INSTRUCTION
Transcribe all the records exactly and omit any images they hold.

RECORDS TO USE
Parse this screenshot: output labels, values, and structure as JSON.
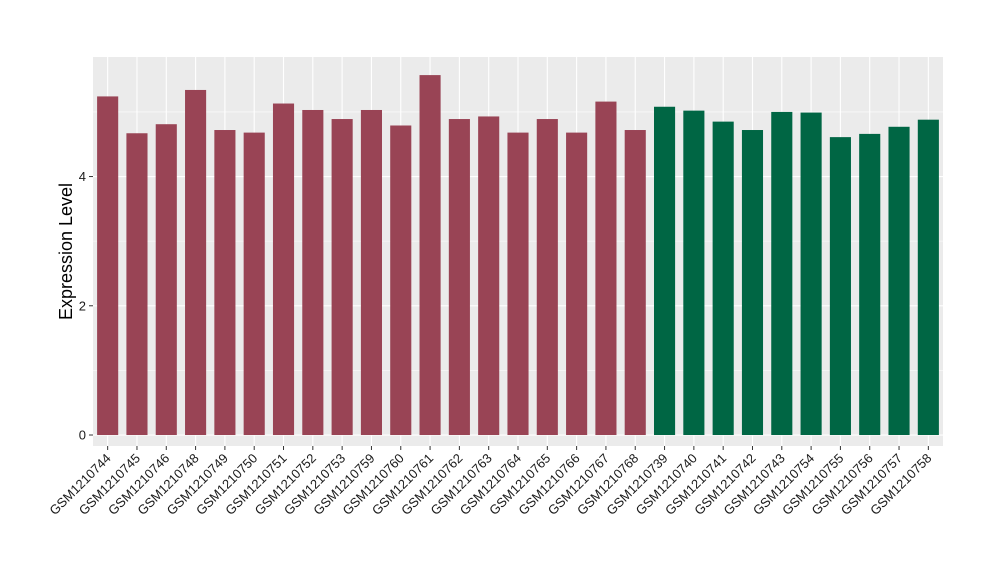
{
  "chart_data": {
    "type": "bar",
    "ylabel": "Expression Level",
    "xlabel": "",
    "title": "",
    "ylim": [
      -0.17,
      5.85
    ],
    "yticks": [
      0,
      2,
      4
    ],
    "grid": true,
    "legend": "none",
    "categories": [
      "GSM1210744",
      "GSM1210745",
      "GSM1210746",
      "GSM1210748",
      "GSM1210749",
      "GSM1210750",
      "GSM1210751",
      "GSM1210752",
      "GSM1210753",
      "GSM1210759",
      "GSM1210760",
      "GSM1210761",
      "GSM1210762",
      "GSM1210763",
      "GSM1210764",
      "GSM1210765",
      "GSM1210766",
      "GSM1210767",
      "GSM1210768",
      "GSM1210739",
      "GSM1210740",
      "GSM1210741",
      "GSM1210742",
      "GSM1210743",
      "GSM1210754",
      "GSM1210755",
      "GSM1210756",
      "GSM1210757",
      "GSM1210758"
    ],
    "values": [
      5.24,
      4.67,
      4.81,
      5.34,
      4.72,
      4.68,
      5.13,
      5.03,
      4.89,
      5.03,
      4.79,
      5.57,
      4.89,
      4.93,
      4.68,
      4.89,
      4.68,
      5.16,
      4.72,
      5.08,
      5.02,
      4.85,
      4.72,
      5.0,
      4.99,
      4.61,
      4.66,
      4.77,
      4.88
    ],
    "colors": [
      "#994455",
      "#994455",
      "#994455",
      "#994455",
      "#994455",
      "#994455",
      "#994455",
      "#994455",
      "#994455",
      "#994455",
      "#994455",
      "#994455",
      "#994455",
      "#994455",
      "#994455",
      "#994455",
      "#994455",
      "#994455",
      "#994455",
      "#006644",
      "#006644",
      "#006644",
      "#006644",
      "#006644",
      "#006644",
      "#006644",
      "#006644",
      "#006644",
      "#006644"
    ],
    "panel_background": "#ebebeb",
    "grid_color": "#ffffff"
  }
}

THE RESPONSE
Parse this screenshot: output labels, values, and structure as JSON.
{
  "chart_data": {
    "type": "bar",
    "ylabel": "Expression Level",
    "xlabel": "",
    "title": "",
    "ylim": [
      -0.17,
      5.85
    ],
    "yticks": [
      0,
      2,
      4
    ],
    "grid": true,
    "legend": "none",
    "categories": [
      "GSM1210744",
      "GSM1210745",
      "GSM1210746",
      "GSM1210748",
      "GSM1210749",
      "GSM1210750",
      "GSM1210751",
      "GSM1210752",
      "GSM1210753",
      "GSM1210759",
      "GSM1210760",
      "GSM1210761",
      "GSM1210762",
      "GSM1210763",
      "GSM1210764",
      "GSM1210765",
      "GSM1210766",
      "GSM1210767",
      "GSM1210768",
      "GSM1210739",
      "GSM1210740",
      "GSM1210741",
      "GSM1210742",
      "GSM1210743",
      "GSM1210754",
      "GSM1210755",
      "GSM1210756",
      "GSM1210757",
      "GSM1210758"
    ],
    "values": [
      5.24,
      4.67,
      4.81,
      5.34,
      4.72,
      4.68,
      5.13,
      5.03,
      4.89,
      5.03,
      4.79,
      5.57,
      4.89,
      4.93,
      4.68,
      4.89,
      4.68,
      5.16,
      4.72,
      5.08,
      5.02,
      4.85,
      4.72,
      5.0,
      4.99,
      4.61,
      4.66,
      4.77,
      4.88
    ],
    "colors": [
      "#994455",
      "#994455",
      "#994455",
      "#994455",
      "#994455",
      "#994455",
      "#994455",
      "#994455",
      "#994455",
      "#994455",
      "#994455",
      "#994455",
      "#994455",
      "#994455",
      "#994455",
      "#994455",
      "#994455",
      "#994455",
      "#994455",
      "#006644",
      "#006644",
      "#006644",
      "#006644",
      "#006644",
      "#006644",
      "#006644",
      "#006644",
      "#006644",
      "#006644"
    ],
    "panel_background": "#ebebeb",
    "grid_color": "#ffffff"
  }
}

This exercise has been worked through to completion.